== Exercise requirements ==
Return every line below as is, leaving out the pictures.

== Stored rows ==
>> BEGIN

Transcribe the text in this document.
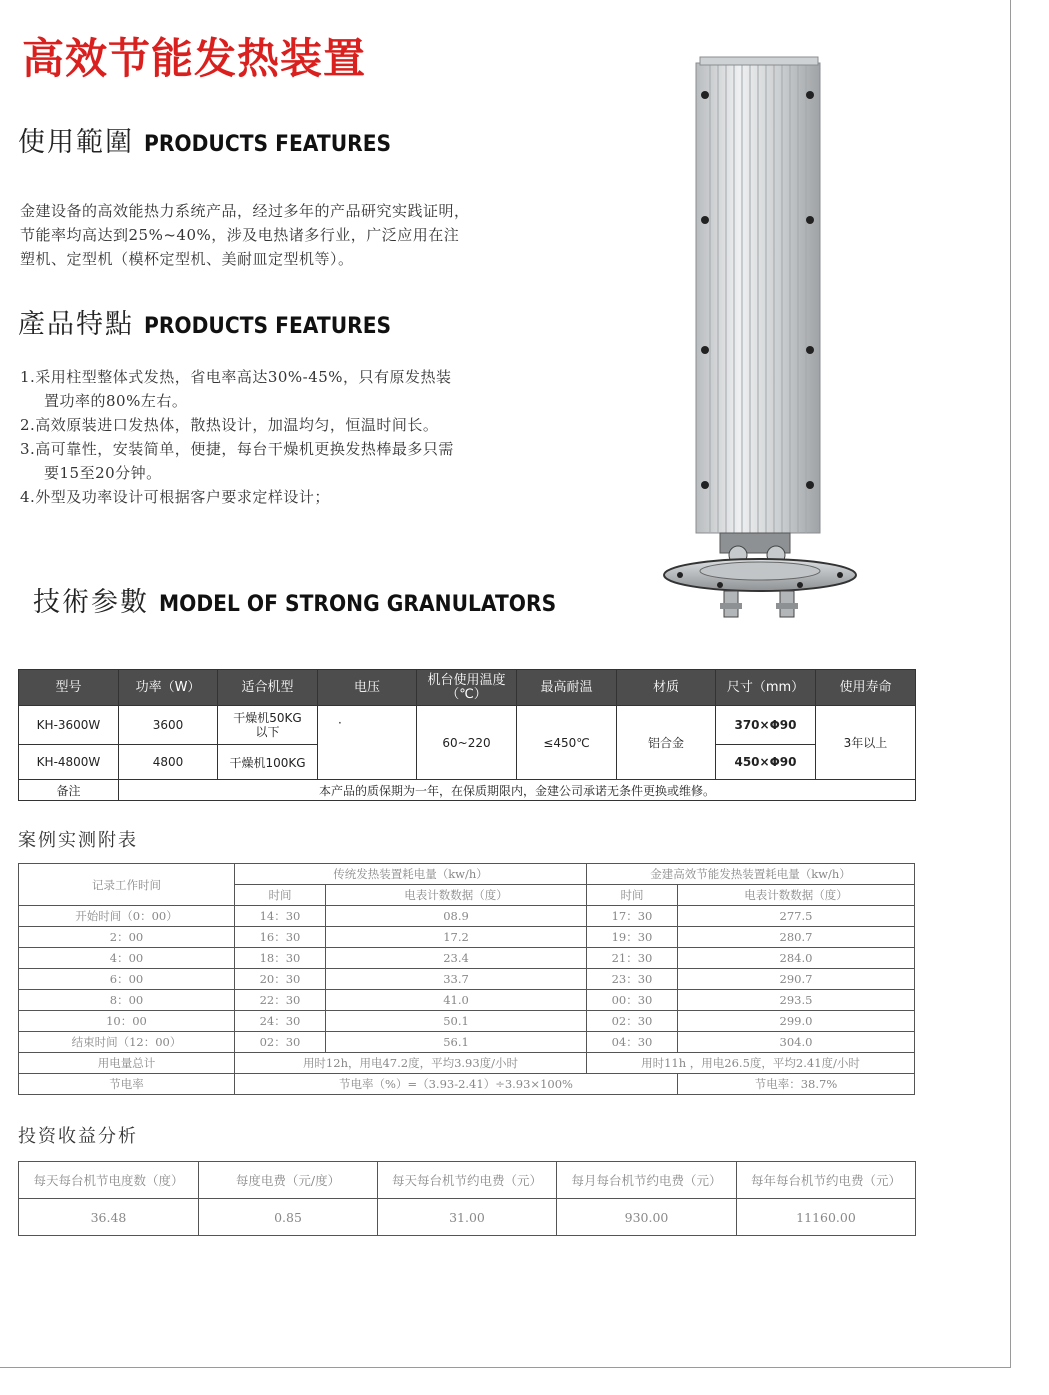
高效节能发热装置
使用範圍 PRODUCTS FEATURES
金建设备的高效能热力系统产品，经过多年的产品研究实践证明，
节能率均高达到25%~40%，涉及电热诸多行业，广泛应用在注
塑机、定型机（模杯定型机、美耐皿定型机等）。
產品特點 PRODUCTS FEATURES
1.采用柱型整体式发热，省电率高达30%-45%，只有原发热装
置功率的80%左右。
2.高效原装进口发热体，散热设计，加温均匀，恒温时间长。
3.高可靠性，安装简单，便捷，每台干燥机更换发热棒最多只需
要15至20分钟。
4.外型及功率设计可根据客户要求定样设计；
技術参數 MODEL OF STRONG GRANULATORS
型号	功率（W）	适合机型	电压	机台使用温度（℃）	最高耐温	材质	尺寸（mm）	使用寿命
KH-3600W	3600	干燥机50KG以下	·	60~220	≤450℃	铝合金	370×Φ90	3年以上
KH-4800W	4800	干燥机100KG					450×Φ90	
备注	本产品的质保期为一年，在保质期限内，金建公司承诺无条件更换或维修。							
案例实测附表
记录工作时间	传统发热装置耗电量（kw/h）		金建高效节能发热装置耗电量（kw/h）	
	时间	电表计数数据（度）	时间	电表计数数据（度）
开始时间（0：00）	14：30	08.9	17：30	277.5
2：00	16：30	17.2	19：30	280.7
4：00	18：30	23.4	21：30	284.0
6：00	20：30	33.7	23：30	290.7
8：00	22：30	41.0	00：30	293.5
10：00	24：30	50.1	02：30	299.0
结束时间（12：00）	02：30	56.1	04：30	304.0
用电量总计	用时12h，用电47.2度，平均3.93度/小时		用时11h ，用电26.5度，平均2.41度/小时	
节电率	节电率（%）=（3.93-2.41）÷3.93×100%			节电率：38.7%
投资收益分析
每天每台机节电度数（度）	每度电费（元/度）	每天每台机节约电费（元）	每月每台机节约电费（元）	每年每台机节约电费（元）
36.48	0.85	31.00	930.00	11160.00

>> END

== Finished exercise ==
Transcribe the text in this document.
高效节能发热装置
使用範圍 PRODUCTS FEATURES
金建设备的高效能热力系统产品，经过多年的产品研究实践证明，
节能率均高达到25%~40%，涉及电热诸多行业，广泛应用在注
塑机、定型机（模杯定型机、美耐皿定型机等）。
產品特點 PRODUCTS FEATURES
1.采用柱型整体式发热，省电率高达30%-45%，只有原发热装
置功率的80%左右。
2.高效原装进口发热体，散热设计，加温均匀，恒温时间长。
3.高可靠性，安装简单，便捷，每台干燥机更换发热棒最多只需
要15至20分钟。
4.外型及功率设计可根据客户要求定样设计；
技術参數 MODEL OF STRONG GRANULATORS
型号	功率（W）	适合机型	电压	机台使用温度（℃）	最高耐温	材质	尺寸（mm）	使用寿命
KH-3600W	3600	干燥机50KG以下	·	60~220	≤450℃	铝合金	370×Φ90	3年以上
KH-4800W	4800	干燥机100KG					450×Φ90	
备注	本产品的质保期为一年，在保质期限内，金建公司承诺无条件更换或维修。							
案例实测附表
记录工作时间	传统发热装置耗电量（kw/h）		金建高效节能发热装置耗电量（kw/h）	
	时间	电表计数数据（度）	时间	电表计数数据（度）
开始时间（0：00）	14：30	08.9	17：30	277.5
2：00	16：30	17.2	19：30	280.7
4：00	18：30	23.4	21：30	284.0
6：00	20：30	33.7	23：30	290.7
8：00	22：30	41.0	00：30	293.5
10：00	24：30	50.1	02：30	299.0
结束时间（12：00）	02：30	56.1	04：30	304.0
用电量总计	用时12h，用电47.2度，平均3.93度/小时		用时11h ，用电26.5度，平均2.41度/小时	
节电率	节电率（%）=（3.93-2.41）÷3.93×100%			节电率：38.7%
投资收益分析
每天每台机节电度数（度）	每度电费（元/度）	每天每台机节约电费（元）	每月每台机节约电费（元）	每年每台机节约电费（元）
36.48	0.85	31.00	930.00	11160.00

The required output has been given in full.